## [AIM]
Copy the data below exactly.

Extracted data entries

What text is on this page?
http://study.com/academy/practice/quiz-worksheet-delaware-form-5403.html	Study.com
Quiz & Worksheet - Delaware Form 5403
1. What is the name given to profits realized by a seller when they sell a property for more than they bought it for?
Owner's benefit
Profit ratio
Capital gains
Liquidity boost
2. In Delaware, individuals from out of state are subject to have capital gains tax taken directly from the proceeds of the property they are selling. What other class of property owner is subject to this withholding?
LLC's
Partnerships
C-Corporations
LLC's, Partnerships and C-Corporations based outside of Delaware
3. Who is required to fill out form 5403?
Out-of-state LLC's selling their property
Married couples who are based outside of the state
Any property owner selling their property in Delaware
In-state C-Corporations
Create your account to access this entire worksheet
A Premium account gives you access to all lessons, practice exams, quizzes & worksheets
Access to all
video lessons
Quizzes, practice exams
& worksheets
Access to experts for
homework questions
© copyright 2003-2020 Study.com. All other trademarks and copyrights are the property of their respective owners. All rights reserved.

## [RESULT OF THE EXERCISE]
What text is on this page?
http://study.com/academy/practice/quiz-worksheet-delaware-form-5403.html	Study.com
Quiz & Worksheet - Delaware Form 5403
1. What is the name given to profits realized by a seller when they sell a property for more than they bought it for?
Owner's benefit
Profit ratio
Capital gains
Liquidity boost
2. In Delaware, individuals from out of state are subject to have capital gains tax taken directly from the proceeds of the property they are selling. What other class of property owner is subject to this withholding?
LLC's
Partnerships
C-Corporations
LLC's, Partnerships and C-Corporations based outside of Delaware
3. Who is required to fill out form 5403?
Out-of-state LLC's selling their property
Married couples who are based outside of the state
Any property owner selling their property in Delaware
In-state C-Corporations
Create your account to access this entire worksheet
A Premium account gives you access to all lessons, practice exams, quizzes & worksheets
Access to all
video lessons
Quizzes, practice exams
& worksheets
Access to experts for
homework questions
© copyright 2003-2020 Study.com. All other trademarks and copyrights are the property of their respective owners. All rights reserved.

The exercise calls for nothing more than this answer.